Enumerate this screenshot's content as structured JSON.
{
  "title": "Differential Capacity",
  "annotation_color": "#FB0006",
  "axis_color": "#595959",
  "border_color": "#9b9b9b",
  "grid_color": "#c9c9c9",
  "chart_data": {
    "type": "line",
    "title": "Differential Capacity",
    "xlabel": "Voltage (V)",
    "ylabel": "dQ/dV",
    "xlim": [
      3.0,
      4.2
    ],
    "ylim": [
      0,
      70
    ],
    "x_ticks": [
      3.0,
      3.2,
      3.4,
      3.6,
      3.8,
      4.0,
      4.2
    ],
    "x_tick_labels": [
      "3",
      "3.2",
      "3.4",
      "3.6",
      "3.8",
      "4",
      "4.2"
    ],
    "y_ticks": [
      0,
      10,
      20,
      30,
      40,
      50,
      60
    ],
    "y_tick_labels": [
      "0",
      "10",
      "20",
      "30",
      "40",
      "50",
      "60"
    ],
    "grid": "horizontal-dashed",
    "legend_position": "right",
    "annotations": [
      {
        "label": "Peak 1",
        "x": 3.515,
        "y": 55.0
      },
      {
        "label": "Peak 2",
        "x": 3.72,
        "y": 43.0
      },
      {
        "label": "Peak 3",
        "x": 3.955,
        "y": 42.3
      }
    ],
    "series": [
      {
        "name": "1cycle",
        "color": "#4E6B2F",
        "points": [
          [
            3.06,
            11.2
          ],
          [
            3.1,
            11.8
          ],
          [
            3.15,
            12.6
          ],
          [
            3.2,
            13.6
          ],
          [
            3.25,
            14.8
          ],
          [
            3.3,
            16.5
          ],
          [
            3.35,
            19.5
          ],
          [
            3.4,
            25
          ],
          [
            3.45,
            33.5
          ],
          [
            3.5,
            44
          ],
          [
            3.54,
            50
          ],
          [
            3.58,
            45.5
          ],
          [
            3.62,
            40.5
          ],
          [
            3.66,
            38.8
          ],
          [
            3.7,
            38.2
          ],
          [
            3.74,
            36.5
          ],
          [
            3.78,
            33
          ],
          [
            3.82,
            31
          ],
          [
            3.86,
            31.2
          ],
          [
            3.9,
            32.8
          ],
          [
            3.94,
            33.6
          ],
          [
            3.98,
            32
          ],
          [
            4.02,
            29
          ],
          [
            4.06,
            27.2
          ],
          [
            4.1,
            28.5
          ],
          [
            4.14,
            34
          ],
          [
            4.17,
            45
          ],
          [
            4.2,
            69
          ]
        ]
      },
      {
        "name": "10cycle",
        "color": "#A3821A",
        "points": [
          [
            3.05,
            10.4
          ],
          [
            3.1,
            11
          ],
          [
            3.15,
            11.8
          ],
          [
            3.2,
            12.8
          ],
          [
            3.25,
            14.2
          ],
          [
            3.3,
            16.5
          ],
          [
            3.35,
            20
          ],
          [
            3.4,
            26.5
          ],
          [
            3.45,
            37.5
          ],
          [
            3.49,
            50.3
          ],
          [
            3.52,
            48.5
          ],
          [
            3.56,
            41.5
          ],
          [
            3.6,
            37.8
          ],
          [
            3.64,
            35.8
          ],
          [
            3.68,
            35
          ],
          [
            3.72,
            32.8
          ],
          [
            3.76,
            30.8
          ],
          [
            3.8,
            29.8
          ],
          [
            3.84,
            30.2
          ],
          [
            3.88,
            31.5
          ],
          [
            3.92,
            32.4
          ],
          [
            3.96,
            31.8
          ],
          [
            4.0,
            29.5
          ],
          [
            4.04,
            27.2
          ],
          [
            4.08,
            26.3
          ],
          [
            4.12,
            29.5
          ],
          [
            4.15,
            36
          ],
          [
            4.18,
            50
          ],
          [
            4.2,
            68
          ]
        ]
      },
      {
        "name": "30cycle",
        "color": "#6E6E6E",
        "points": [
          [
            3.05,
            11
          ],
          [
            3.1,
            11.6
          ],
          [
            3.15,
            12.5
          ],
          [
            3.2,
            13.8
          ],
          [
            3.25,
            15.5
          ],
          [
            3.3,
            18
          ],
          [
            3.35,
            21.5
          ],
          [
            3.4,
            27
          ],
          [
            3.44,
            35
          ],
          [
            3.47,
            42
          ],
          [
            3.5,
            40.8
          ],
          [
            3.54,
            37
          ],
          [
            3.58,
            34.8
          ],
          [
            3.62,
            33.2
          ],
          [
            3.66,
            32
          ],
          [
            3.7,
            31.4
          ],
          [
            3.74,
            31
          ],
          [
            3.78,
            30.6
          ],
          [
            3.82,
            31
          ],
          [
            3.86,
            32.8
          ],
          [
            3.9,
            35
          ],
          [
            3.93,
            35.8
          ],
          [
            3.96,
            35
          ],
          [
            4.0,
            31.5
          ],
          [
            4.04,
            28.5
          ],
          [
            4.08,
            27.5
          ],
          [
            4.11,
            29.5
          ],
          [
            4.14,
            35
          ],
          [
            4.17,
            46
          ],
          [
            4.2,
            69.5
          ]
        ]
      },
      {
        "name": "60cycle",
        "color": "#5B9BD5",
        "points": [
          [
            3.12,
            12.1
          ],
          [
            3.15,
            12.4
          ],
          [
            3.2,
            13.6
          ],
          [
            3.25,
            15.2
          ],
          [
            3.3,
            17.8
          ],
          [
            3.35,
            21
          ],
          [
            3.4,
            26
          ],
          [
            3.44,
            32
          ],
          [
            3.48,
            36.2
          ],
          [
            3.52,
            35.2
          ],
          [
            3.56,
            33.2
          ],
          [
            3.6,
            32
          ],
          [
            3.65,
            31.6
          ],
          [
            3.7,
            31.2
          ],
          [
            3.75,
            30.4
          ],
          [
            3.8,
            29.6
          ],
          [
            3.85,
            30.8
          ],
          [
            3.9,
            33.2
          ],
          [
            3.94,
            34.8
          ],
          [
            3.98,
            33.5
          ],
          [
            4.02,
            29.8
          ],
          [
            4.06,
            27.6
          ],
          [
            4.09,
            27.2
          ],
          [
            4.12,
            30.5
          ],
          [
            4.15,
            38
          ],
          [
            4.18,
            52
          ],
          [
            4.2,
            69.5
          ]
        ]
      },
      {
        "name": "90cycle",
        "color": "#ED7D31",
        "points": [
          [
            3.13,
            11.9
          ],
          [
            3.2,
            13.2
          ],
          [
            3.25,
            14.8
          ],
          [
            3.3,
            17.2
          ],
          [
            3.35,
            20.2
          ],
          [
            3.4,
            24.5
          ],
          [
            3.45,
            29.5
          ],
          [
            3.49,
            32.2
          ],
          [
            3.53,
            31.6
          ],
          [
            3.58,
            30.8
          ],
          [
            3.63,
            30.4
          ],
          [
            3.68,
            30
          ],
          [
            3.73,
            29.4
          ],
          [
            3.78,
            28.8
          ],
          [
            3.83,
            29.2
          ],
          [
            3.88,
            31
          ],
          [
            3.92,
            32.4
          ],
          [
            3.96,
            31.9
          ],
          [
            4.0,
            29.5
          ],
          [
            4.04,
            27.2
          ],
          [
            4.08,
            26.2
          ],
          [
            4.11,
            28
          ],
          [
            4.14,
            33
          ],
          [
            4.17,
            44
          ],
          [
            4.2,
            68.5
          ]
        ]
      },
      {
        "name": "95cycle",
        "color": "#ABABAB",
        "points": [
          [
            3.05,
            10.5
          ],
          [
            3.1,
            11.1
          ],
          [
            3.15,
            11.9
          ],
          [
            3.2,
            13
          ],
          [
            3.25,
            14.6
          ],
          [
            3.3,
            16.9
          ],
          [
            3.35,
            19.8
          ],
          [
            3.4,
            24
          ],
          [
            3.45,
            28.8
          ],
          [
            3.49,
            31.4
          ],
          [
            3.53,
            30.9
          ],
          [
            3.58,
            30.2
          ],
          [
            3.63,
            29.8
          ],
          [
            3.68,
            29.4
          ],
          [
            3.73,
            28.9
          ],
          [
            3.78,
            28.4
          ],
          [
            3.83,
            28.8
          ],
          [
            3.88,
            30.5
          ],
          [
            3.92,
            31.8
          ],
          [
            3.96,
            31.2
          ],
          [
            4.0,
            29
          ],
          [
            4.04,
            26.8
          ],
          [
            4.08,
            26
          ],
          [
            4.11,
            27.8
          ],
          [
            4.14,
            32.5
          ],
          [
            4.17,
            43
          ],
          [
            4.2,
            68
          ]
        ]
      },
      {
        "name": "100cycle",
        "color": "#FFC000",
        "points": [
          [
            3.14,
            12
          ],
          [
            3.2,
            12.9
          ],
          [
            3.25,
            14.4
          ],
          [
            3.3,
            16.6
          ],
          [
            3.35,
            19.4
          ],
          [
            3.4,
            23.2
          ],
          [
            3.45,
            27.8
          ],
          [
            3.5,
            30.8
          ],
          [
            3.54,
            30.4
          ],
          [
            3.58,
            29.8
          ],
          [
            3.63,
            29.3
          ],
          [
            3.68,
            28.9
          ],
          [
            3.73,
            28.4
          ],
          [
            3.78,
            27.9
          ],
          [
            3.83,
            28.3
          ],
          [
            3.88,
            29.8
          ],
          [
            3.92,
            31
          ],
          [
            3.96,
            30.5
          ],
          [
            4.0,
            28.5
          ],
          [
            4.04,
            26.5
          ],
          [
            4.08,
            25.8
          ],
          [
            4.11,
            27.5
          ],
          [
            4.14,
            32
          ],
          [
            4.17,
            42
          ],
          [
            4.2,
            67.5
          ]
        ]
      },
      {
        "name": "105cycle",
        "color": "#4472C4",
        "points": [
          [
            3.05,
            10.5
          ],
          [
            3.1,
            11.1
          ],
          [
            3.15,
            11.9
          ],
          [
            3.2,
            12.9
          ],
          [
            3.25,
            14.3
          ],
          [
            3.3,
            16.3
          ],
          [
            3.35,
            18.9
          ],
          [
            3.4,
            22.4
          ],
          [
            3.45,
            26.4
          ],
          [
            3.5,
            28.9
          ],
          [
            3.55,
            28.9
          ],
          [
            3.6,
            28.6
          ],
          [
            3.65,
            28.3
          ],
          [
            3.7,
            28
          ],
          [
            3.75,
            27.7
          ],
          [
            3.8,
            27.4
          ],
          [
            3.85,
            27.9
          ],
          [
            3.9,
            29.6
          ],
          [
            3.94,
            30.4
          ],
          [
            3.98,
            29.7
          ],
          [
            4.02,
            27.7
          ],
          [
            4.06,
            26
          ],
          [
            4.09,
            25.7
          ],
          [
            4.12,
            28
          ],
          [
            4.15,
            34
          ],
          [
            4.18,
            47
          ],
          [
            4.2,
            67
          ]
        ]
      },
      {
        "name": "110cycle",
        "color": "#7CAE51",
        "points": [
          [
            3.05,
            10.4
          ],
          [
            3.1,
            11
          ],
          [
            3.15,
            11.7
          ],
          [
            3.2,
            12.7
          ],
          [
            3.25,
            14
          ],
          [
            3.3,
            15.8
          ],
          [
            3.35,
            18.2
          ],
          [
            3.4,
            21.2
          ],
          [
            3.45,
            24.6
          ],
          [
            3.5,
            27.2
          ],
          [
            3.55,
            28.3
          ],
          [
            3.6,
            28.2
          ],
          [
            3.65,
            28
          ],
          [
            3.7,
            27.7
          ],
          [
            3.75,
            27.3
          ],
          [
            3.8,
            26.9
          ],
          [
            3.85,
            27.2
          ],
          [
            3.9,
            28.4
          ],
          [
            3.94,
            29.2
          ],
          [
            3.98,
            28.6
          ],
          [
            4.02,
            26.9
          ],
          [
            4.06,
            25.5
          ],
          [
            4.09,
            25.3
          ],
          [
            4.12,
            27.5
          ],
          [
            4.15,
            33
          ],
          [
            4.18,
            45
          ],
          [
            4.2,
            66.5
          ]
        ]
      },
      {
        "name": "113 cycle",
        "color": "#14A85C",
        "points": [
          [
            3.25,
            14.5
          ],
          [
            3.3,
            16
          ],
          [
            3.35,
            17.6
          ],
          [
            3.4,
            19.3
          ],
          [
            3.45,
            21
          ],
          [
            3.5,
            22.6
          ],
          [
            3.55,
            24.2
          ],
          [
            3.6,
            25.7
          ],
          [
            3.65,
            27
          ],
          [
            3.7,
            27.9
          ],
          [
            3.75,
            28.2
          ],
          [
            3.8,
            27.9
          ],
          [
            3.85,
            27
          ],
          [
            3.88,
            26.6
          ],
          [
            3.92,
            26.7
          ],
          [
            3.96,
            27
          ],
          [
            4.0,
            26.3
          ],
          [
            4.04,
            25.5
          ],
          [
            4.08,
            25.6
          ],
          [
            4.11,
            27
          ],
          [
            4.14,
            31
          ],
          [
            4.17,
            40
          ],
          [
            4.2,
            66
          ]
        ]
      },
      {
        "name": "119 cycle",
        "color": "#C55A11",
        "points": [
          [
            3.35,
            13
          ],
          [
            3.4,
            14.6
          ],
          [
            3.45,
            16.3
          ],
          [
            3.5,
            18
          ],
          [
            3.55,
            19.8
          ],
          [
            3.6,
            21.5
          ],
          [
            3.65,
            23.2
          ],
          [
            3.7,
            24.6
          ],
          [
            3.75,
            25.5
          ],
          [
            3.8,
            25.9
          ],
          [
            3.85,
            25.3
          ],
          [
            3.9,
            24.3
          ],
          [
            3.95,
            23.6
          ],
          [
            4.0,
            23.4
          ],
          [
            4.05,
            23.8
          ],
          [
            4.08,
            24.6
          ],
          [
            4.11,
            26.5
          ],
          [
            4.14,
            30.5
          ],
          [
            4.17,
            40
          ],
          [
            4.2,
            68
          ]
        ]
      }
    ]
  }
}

____________

→ **Instructions to follow**
For each line of the entries that includes "Capacity", show that line.

→ **Exercise response**
  "title": "Differential Capacity",
    "title": "Differential Capacity",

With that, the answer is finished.